### [Records excerpted from a collection]
_ _ _ _ _

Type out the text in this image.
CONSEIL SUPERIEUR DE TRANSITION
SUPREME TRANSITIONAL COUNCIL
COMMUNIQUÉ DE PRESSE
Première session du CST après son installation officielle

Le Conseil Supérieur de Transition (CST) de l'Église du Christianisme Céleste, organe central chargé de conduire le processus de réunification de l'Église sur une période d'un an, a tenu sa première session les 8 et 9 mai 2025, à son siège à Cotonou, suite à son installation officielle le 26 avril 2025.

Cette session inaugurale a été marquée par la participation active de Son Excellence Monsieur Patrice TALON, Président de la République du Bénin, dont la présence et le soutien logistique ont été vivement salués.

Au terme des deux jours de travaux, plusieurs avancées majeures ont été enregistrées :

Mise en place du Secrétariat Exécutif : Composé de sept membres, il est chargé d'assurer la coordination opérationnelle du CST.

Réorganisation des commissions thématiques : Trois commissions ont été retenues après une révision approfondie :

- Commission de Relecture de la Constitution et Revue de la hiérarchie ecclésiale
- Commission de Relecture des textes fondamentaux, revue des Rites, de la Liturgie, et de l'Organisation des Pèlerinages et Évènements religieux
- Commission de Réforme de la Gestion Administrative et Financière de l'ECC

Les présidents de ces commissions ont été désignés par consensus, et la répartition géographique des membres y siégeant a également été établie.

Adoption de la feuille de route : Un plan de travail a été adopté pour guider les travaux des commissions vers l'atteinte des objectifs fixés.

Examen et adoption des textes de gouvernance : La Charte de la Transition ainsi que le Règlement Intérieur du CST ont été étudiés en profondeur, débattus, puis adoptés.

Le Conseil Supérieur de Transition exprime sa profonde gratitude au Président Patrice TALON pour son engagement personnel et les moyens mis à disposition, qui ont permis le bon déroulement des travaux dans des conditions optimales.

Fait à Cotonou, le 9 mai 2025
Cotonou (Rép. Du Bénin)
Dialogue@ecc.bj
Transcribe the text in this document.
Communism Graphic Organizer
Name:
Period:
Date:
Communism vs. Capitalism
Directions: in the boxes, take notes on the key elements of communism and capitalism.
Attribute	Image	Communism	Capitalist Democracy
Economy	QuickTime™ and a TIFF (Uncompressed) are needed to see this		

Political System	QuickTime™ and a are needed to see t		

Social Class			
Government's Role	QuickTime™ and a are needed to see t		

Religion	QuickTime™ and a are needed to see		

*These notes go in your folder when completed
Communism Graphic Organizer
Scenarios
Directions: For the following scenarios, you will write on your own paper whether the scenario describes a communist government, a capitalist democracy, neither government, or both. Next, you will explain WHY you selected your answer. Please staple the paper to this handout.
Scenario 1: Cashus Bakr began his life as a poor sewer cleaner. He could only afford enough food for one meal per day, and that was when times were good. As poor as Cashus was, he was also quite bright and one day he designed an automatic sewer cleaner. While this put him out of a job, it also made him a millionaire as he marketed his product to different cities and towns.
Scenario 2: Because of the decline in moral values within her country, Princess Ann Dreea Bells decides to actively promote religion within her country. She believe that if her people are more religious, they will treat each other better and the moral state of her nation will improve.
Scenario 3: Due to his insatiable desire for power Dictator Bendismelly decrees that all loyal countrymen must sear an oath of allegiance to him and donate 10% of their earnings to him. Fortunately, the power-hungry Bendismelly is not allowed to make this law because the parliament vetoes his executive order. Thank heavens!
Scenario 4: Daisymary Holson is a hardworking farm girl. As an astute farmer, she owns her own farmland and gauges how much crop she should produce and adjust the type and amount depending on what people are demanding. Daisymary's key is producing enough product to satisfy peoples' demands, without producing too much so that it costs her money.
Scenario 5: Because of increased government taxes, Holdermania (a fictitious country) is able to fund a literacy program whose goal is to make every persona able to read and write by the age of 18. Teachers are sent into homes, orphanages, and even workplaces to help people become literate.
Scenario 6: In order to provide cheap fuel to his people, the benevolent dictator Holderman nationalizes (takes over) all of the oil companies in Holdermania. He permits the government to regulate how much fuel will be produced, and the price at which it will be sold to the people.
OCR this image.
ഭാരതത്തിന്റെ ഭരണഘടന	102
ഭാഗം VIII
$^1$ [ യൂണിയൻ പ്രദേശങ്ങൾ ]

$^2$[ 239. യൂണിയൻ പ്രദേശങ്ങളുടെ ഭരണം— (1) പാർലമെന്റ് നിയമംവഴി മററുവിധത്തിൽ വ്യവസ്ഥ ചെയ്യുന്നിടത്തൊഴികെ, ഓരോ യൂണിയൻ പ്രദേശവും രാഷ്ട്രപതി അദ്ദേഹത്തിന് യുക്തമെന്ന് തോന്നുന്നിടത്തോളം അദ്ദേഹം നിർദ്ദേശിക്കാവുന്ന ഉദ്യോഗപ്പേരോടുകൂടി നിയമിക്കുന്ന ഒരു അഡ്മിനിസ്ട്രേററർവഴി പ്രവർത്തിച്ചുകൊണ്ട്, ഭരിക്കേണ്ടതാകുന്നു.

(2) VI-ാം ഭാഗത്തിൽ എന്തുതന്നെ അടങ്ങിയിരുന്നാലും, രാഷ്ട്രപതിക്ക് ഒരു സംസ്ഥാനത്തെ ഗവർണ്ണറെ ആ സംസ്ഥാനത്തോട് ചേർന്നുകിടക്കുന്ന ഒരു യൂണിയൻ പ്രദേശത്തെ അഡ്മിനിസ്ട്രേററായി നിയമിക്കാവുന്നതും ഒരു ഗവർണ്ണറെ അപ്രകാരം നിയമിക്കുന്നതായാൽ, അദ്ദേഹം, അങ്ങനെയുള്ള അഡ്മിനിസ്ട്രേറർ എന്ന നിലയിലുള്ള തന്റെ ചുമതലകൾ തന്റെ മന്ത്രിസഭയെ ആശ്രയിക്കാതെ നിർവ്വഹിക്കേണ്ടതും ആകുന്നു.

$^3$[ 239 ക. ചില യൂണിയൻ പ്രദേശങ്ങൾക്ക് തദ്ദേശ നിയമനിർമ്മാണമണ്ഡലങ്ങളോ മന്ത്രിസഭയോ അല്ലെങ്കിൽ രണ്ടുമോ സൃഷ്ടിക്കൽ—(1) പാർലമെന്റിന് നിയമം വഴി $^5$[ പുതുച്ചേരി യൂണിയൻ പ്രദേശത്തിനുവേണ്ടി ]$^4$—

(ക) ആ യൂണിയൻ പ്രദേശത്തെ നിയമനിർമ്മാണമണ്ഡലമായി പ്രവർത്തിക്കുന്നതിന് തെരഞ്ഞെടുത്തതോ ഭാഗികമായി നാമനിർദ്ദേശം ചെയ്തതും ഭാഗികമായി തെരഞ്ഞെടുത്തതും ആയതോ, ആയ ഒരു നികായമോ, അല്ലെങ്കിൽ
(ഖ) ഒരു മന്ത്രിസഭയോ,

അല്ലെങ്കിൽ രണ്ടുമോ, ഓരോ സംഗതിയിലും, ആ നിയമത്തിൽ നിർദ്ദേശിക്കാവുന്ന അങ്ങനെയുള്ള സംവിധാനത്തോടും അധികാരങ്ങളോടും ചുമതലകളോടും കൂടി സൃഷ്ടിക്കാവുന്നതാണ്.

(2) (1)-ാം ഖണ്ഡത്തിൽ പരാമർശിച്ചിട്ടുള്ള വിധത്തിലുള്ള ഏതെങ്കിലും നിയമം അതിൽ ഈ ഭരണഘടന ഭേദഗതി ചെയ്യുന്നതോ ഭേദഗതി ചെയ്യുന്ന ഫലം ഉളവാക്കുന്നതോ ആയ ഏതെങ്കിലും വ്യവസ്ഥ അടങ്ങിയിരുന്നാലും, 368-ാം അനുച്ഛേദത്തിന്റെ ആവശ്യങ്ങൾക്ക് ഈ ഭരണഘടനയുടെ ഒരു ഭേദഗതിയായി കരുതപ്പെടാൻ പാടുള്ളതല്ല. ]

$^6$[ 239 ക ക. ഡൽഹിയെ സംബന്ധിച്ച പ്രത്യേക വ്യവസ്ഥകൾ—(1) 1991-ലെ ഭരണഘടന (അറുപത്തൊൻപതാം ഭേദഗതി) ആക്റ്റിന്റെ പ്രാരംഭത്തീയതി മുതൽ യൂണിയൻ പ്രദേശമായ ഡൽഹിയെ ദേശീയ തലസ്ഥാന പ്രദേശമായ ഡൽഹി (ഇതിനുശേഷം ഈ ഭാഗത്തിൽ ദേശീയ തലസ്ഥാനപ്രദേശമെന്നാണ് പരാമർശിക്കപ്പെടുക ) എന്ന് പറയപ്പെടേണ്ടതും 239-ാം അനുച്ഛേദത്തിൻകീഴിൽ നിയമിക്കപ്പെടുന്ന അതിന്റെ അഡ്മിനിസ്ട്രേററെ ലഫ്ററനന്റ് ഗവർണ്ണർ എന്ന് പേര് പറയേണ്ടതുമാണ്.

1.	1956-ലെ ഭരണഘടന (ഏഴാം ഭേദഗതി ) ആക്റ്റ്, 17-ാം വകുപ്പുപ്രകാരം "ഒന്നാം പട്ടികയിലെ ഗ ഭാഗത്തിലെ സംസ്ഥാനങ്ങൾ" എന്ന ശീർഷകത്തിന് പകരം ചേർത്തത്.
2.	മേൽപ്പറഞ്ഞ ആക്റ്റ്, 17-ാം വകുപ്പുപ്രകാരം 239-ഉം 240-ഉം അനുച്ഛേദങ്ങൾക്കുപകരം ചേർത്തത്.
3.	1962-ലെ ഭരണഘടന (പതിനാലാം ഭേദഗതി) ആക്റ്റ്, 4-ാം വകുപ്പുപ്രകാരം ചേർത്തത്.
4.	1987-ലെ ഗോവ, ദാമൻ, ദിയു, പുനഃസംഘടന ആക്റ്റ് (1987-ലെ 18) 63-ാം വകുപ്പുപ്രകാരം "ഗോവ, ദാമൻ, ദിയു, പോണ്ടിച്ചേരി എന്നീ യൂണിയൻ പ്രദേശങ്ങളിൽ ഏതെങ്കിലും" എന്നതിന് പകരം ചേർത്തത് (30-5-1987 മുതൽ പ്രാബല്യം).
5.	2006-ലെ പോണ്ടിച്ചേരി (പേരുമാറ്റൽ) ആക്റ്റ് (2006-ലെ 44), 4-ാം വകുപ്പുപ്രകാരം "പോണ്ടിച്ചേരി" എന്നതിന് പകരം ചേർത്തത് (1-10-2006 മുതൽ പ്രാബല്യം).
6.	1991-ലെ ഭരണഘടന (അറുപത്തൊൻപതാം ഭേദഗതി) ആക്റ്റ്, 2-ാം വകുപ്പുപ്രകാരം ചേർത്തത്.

_ _ _ _ _

Pick out all lines from the data above in which the word "when" appears.

*These notes go in your folder when completed
Scenario 1: Cashus Bakr began his life as a poor sewer cleaner. He could only afford enough food for one meal per day, and that was when times were good. As poor as Cashus was, he was also quite bright and one day he designed an automatic sewer cleaner. While this put him out of a job, it also made him a millionaire as he marketed his product to different cities and towns.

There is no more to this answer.